• Written exercise:
Scan the records below. List lines holding "true".

* * * * * * *

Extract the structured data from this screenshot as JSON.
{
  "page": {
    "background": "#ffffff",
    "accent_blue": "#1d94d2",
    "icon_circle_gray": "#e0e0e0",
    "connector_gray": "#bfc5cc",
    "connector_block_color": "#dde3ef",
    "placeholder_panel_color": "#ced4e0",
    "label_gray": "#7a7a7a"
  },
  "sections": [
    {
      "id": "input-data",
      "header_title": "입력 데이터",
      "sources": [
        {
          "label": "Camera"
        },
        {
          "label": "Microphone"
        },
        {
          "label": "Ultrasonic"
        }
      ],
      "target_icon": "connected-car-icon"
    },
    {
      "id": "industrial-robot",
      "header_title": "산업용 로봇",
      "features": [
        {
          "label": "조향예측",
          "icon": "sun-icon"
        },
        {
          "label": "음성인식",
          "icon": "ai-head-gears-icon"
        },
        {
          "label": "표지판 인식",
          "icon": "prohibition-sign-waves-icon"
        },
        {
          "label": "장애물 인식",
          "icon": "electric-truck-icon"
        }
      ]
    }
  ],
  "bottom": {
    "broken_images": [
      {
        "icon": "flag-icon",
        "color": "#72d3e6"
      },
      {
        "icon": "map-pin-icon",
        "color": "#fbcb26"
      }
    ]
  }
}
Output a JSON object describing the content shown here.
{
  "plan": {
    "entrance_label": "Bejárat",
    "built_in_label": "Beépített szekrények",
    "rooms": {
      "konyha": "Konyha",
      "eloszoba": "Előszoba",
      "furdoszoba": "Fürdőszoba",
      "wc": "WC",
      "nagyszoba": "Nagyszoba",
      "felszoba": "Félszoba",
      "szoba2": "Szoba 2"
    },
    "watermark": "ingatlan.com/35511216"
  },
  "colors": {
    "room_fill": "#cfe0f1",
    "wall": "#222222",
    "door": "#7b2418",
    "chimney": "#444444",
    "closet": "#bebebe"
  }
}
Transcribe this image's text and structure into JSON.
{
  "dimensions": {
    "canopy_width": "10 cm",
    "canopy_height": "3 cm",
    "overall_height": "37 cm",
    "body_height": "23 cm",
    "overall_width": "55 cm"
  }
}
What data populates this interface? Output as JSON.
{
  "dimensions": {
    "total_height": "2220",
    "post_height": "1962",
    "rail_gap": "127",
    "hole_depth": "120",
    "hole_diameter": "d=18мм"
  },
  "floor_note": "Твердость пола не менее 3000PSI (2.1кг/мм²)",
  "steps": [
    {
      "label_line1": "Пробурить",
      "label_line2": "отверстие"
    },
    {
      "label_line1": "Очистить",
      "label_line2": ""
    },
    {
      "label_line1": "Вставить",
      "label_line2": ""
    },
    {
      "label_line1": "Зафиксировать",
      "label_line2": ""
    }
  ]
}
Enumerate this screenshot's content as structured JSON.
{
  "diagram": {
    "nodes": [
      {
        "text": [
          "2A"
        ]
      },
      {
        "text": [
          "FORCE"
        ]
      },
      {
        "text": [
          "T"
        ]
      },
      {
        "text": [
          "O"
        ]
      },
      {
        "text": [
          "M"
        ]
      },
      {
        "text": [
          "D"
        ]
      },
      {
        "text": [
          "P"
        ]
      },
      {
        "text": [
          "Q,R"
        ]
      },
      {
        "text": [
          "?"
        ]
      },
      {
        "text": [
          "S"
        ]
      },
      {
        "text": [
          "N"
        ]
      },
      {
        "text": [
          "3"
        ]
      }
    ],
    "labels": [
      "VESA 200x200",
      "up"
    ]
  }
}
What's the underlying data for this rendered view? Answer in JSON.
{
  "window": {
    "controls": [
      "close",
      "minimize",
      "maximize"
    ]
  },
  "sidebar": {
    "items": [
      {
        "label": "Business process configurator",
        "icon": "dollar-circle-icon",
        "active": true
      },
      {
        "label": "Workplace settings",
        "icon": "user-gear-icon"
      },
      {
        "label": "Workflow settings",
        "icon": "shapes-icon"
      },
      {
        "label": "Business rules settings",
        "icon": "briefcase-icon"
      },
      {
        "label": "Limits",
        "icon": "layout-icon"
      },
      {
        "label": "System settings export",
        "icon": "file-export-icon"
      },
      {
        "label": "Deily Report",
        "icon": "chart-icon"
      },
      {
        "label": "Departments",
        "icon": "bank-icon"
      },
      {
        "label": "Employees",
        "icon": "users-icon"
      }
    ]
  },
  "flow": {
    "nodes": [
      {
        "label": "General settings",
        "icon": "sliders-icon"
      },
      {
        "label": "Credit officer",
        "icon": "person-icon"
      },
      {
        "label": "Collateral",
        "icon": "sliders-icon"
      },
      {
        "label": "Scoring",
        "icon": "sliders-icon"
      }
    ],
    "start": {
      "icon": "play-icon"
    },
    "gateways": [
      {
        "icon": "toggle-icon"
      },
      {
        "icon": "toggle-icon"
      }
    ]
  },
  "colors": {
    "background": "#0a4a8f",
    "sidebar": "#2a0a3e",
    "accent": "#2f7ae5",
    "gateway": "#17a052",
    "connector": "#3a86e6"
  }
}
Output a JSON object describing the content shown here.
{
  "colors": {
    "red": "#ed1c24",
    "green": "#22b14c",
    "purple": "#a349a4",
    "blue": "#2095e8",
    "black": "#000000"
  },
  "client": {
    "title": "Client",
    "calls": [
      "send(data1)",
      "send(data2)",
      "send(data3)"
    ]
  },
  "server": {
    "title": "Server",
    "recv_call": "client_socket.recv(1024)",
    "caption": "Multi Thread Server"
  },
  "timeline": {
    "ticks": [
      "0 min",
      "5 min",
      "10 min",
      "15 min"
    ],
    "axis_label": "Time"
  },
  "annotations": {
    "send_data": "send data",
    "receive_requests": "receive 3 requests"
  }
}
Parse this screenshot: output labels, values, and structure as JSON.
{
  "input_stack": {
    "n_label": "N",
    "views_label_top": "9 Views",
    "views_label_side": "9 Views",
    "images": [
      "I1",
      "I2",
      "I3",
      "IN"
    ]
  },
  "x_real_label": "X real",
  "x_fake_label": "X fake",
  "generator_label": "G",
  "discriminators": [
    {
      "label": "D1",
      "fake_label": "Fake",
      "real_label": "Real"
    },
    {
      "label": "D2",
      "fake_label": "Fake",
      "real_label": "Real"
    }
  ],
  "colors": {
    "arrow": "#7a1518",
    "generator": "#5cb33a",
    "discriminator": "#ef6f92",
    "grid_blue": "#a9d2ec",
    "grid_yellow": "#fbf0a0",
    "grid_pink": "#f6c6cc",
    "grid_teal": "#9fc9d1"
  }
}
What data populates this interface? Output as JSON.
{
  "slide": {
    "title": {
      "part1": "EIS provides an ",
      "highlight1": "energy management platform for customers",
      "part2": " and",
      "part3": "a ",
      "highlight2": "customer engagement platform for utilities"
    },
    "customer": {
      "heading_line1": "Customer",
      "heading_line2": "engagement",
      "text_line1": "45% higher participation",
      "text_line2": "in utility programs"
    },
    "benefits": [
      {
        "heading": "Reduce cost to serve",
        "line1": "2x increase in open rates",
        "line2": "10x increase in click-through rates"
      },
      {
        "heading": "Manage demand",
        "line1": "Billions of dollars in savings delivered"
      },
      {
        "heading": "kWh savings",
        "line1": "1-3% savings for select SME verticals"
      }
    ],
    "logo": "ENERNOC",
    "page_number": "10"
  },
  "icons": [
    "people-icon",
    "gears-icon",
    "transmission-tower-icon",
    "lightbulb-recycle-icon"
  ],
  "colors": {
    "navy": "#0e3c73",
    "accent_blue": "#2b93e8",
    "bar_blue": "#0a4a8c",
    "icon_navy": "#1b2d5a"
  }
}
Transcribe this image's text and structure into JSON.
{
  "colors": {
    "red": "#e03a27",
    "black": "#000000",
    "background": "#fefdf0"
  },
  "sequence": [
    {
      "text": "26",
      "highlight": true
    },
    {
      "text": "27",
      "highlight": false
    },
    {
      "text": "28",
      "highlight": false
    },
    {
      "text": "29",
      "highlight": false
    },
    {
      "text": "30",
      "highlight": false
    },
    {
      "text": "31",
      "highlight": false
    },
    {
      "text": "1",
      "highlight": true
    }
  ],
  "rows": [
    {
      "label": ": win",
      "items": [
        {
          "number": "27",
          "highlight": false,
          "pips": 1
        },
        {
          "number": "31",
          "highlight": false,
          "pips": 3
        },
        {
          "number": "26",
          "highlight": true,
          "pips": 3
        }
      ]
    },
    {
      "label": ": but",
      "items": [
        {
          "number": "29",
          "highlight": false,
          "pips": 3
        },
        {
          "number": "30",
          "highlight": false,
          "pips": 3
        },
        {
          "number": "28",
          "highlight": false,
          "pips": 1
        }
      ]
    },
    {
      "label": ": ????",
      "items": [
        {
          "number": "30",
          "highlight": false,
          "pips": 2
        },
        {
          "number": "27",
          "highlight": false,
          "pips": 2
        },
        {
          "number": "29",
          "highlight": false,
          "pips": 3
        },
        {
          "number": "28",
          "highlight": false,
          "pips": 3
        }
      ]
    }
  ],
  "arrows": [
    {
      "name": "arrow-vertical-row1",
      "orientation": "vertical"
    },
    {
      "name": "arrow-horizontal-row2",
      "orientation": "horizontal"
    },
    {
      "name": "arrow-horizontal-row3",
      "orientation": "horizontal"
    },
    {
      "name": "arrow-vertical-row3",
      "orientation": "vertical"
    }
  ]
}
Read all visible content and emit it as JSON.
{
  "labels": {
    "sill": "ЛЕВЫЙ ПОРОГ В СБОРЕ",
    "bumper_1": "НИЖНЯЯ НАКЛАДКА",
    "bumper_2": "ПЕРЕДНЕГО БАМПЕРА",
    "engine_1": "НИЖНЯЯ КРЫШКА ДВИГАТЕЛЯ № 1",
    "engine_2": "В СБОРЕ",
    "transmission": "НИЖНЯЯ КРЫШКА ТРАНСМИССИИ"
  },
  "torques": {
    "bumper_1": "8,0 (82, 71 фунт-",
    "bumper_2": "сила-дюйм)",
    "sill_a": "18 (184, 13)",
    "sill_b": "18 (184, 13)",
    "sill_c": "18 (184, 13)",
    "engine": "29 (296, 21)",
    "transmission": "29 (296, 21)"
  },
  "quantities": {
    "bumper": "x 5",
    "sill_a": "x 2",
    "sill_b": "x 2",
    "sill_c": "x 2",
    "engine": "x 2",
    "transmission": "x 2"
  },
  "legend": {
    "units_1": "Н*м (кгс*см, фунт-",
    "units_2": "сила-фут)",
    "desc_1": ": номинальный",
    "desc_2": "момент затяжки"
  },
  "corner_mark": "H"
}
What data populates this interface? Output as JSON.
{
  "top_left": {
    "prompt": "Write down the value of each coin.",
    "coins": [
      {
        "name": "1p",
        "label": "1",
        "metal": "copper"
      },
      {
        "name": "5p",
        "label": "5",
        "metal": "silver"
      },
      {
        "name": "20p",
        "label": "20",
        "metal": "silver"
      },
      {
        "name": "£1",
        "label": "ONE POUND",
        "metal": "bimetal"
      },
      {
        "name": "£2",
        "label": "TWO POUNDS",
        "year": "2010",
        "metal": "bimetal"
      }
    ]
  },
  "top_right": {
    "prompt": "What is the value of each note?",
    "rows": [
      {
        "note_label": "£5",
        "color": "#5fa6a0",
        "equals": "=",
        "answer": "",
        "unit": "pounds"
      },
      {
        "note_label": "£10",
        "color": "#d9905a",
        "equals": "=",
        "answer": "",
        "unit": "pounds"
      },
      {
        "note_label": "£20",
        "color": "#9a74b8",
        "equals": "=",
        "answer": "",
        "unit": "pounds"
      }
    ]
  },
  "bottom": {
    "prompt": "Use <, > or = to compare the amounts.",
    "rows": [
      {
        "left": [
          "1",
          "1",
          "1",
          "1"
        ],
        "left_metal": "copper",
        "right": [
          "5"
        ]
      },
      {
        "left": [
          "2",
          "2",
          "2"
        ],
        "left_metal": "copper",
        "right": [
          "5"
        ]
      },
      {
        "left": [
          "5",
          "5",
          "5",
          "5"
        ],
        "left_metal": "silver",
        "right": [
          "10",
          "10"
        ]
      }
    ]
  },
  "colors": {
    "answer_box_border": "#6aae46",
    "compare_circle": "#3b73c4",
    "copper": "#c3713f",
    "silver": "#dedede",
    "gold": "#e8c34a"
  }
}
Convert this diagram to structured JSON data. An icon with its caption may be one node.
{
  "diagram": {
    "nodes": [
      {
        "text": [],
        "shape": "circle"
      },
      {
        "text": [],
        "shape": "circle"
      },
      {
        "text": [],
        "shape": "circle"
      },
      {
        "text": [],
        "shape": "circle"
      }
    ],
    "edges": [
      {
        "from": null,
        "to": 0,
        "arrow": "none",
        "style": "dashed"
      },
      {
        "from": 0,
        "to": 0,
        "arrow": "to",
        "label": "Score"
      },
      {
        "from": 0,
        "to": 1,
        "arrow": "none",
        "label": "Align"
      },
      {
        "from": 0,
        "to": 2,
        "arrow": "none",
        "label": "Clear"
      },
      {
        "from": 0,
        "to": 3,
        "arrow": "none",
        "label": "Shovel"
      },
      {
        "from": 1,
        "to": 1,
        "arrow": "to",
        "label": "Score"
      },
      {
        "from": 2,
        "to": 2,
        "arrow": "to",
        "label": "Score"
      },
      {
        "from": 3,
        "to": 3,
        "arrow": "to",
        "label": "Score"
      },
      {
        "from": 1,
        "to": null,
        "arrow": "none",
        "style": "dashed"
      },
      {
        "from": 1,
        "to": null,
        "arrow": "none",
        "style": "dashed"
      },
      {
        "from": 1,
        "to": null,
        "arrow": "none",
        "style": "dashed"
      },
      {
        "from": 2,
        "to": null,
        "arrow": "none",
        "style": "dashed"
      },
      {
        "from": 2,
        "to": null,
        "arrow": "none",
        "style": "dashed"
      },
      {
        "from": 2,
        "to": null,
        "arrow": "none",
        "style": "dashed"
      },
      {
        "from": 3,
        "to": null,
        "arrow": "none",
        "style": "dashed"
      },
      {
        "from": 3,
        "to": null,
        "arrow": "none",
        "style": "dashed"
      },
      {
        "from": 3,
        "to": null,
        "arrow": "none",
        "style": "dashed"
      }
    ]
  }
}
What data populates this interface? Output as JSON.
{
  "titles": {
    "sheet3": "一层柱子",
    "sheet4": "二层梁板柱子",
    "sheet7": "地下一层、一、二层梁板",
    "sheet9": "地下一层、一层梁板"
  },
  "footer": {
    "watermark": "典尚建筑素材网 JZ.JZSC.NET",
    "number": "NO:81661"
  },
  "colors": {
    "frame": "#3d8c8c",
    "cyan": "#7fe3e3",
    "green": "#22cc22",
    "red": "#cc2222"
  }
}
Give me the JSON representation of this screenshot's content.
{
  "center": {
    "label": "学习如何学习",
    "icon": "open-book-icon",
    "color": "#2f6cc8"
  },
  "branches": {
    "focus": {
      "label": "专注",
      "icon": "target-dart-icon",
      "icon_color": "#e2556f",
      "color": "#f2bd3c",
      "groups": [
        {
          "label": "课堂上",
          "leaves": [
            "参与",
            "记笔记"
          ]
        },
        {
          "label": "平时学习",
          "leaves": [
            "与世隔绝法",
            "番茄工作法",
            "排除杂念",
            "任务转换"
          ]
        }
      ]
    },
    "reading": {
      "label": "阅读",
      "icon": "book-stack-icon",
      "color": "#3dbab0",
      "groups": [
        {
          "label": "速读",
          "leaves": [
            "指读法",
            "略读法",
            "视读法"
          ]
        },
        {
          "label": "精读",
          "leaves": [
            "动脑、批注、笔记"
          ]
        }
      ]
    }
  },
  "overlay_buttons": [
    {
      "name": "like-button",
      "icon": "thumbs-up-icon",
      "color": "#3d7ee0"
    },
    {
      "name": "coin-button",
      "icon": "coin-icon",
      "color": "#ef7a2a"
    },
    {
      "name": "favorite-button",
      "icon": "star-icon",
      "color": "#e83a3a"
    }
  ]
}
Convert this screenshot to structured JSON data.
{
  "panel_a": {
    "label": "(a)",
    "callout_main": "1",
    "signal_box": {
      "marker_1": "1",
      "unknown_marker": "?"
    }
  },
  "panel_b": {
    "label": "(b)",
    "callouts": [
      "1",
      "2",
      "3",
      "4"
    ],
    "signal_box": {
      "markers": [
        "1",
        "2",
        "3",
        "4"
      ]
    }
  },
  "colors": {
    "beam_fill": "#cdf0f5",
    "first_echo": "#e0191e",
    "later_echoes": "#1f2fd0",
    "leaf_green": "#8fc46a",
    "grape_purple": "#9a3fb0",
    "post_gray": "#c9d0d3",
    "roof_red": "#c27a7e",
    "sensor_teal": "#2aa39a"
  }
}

* * * * * * *

• Output for this task:
        "active": true
      "highlight": true
      "highlight": true
          "highlight": true,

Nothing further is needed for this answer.